• **Tasks for this exercise**
• a. According to the film review, what is Nic's job?
• b. Quote the records word for word, starting at their first line and stopping after the line that contains "star-marker xyxy=(142,155,153,166)".

Co-written by Cholodenko and Stuart Blumberg, the screenplay focuses more on whether the parents are all right than what the kids are going through. Nic and Jules have a seemingly steady marriage that, upon closer look, reveals a sensitive dynamic tested by feelings of dissatisfaction and disconnection. With Nic’s job as a physician being more financially stable than Jules’ new landscape business, Nic assumes a more dominant role in the relationship. This has created an imbalance for Jules; she feels underappreciated as a stay-at-home mom figuring out her career. So, when met with a form of appreciation from Paul, who asks her to work as his gardener during their first meeting, Jules seizes the opportunity in a heartbeat.

• **Data rows**
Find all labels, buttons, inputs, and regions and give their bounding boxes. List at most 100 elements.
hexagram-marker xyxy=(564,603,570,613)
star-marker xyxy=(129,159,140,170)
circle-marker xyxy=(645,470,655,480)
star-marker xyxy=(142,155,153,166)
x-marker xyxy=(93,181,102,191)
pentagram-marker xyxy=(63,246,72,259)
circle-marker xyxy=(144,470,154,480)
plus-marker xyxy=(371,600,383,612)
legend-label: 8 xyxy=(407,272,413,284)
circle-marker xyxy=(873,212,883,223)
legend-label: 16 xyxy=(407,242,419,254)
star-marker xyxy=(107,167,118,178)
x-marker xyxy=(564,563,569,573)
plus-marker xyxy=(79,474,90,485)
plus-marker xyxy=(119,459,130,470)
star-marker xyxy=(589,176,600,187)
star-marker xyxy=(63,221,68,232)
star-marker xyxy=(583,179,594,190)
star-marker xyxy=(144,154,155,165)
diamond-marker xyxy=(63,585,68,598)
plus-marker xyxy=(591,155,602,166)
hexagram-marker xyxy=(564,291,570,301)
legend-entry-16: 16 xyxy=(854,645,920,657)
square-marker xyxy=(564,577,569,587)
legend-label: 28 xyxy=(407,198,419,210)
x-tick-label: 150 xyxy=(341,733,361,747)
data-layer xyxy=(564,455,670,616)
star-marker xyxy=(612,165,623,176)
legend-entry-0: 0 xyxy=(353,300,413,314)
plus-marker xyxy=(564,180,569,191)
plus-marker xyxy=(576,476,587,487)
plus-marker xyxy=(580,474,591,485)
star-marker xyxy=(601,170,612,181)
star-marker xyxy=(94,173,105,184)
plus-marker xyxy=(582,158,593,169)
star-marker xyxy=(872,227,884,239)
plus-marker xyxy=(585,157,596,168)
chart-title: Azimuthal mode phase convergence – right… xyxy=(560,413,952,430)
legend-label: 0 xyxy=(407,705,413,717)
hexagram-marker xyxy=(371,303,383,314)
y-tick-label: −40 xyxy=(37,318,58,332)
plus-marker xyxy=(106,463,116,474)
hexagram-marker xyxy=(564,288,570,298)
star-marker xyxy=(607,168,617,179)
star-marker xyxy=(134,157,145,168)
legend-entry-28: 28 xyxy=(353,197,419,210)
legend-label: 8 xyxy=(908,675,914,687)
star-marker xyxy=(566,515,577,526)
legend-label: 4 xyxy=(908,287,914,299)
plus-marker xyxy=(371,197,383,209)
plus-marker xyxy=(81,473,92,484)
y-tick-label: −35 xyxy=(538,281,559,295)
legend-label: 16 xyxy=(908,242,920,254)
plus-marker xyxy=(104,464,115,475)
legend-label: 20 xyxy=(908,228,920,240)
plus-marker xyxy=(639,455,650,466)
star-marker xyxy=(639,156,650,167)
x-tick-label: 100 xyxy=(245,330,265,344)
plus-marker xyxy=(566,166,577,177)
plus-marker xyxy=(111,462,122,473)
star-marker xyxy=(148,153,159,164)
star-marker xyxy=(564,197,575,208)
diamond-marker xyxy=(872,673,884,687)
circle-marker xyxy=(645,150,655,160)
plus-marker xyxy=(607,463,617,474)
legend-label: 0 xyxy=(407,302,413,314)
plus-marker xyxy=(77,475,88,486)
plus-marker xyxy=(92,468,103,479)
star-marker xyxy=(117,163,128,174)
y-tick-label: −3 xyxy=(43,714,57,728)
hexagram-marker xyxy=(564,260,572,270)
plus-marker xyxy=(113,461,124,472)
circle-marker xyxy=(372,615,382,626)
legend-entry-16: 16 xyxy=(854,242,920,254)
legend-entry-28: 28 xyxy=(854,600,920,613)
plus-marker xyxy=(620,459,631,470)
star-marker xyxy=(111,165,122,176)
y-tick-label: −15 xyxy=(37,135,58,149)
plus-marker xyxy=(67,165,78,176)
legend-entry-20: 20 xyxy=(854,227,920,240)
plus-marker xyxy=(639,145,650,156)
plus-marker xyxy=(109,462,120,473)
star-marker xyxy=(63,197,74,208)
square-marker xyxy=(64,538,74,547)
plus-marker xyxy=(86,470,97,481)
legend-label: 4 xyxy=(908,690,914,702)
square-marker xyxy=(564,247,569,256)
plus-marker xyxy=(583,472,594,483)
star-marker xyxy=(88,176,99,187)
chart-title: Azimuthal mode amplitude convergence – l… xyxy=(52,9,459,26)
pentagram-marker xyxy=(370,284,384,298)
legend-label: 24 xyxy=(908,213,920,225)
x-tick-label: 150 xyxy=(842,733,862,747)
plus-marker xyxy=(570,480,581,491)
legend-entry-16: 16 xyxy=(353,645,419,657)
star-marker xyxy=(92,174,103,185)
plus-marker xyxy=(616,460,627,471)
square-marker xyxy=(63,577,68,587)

• **The solutions**
• a. Nic is a physician.

• b.
Find all labels, buttons, inputs, and regions and give their bounding boxes. List at most 100 elements.
hexagram-marker xyxy=(564,603,570,613)
star-marker xyxy=(129,159,140,170)
circle-marker xyxy=(645,470,655,480)
star-marker xyxy=(142,155,153,166)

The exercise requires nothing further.